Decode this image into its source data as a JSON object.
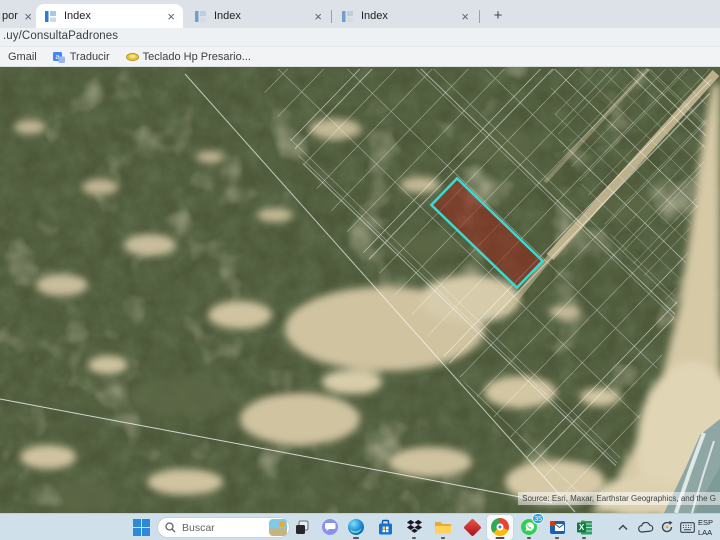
{
  "browser": {
    "partial_tab_title": "por",
    "tabs": [
      "Index",
      "Index",
      "Index"
    ],
    "new_tab_label": "+",
    "url": ".uy/ConsultaPadrones",
    "bookmarks": {
      "gmail": "Gmail",
      "traducir": "Traducir",
      "teclado": "Teclado Hp Presario..."
    }
  },
  "map": {
    "attribution": "Source: Esri, Maxar, Earthstar Geographics, and the G",
    "highlight_parcel": {
      "stroke": "#3fd9cf",
      "fill": "rgba(150,42,30,0.58)"
    },
    "palette": {
      "forest": "#4d5839",
      "sand": "#cfc3a0",
      "beach": "#d5c9a6",
      "ocean": "#8ea7a4",
      "parcel_lines": "#ffffff"
    }
  },
  "taskbar": {
    "search_placeholder": "Buscar",
    "whatsapp_badge": "35",
    "language": {
      "line1": "ESP",
      "line2": "LAA"
    }
  }
}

──────────────────────────────

[Exercise prompt]
Will you set down the records word for word while leaving out every picture?

[Task result]
Decode this image into its source data as a JSON object.
{
  "browser": {
    "partial_tab_title": "por",
    "tabs": [
      "Index",
      "Index",
      "Index"
    ],
    "new_tab_label": "+",
    "url": ".uy/ConsultaPadrones",
    "bookmarks": {
      "gmail": "Gmail",
      "traducir": "Traducir",
      "teclado": "Teclado Hp Presario..."
    }
  },
  "map": {
    "attribution": "Source: Esri, Maxar, Earthstar Geographics, and the G",
    "highlight_parcel": {
      "stroke": "#3fd9cf",
      "fill": "rgba(150,42,30,0.58)"
    },
    "palette": {
      "forest": "#4d5839",
      "sand": "#cfc3a0",
      "beach": "#d5c9a6",
      "ocean": "#8ea7a4",
      "parcel_lines": "#ffffff"
    }
  },
  "taskbar": {
    "search_placeholder": "Buscar",
    "whatsapp_badge": "35",
    "language": {
      "line1": "ESP",
      "line2": "LAA"
    }
  }
}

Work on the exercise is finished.